*Instructions to follow*. Select and copy out every line in the records containing "text".

================

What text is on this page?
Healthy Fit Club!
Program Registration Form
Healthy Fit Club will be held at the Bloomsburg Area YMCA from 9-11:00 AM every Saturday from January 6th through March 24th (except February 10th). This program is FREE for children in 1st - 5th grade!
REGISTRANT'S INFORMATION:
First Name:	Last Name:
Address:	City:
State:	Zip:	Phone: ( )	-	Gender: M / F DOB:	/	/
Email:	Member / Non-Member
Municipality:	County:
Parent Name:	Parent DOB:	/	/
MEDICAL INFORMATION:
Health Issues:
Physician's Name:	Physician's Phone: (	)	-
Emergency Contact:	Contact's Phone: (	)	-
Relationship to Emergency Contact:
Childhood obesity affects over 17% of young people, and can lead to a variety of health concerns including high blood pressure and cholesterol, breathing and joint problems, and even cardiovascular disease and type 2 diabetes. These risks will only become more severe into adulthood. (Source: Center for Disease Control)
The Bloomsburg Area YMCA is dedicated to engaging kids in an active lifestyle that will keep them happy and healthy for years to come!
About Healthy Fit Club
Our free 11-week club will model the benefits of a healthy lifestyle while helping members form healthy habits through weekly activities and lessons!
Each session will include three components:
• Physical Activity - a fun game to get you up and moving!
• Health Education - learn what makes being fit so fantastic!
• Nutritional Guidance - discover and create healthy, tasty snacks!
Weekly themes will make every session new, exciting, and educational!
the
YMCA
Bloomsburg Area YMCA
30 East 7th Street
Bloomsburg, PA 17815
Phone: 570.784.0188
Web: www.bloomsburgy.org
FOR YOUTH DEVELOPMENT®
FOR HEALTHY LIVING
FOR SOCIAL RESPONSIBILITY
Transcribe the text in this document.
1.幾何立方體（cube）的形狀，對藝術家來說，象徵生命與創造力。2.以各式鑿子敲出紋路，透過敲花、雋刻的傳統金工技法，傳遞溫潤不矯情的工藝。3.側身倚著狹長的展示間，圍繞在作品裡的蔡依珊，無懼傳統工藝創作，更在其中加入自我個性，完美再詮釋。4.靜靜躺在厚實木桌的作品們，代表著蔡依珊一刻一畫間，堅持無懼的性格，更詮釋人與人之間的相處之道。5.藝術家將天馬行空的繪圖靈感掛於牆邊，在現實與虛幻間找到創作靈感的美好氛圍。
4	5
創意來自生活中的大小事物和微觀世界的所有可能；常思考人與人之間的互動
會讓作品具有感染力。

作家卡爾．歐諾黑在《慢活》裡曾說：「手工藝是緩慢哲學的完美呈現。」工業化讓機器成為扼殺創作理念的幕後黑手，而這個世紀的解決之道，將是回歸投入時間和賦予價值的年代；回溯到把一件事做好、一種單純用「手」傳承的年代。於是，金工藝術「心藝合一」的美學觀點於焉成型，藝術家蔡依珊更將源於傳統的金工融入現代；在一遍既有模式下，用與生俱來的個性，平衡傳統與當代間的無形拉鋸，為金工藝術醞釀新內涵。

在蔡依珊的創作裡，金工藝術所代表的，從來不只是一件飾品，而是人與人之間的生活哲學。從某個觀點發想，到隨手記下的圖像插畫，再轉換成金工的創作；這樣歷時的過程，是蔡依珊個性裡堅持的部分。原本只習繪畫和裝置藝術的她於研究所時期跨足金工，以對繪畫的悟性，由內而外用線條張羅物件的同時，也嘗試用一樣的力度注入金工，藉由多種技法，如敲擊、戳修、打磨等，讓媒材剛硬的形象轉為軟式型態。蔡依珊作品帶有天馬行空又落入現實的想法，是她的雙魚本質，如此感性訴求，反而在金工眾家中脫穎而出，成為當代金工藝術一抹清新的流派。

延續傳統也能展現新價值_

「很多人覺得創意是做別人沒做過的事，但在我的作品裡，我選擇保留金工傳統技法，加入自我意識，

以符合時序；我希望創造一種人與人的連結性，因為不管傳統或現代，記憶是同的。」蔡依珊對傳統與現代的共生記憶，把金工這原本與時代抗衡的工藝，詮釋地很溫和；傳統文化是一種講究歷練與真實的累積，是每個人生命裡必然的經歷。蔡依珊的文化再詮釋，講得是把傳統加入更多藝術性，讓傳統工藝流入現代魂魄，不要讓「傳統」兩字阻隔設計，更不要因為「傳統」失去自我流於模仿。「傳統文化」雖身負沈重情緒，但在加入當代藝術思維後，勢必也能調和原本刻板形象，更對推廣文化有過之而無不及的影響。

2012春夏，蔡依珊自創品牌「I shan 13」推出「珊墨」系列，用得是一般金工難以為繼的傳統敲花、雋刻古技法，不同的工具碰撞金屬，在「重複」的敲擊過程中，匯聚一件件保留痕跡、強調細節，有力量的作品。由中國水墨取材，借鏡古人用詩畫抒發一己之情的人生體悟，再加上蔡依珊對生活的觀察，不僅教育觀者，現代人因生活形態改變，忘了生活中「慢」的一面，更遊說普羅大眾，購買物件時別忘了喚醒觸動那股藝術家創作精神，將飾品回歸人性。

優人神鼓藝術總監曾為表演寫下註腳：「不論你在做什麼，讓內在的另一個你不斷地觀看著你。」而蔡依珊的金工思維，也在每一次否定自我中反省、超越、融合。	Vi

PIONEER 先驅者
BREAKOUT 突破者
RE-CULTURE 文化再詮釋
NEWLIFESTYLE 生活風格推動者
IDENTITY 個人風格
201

================

*Completed task*.
What text is on this page?
Transcribe the text in this document.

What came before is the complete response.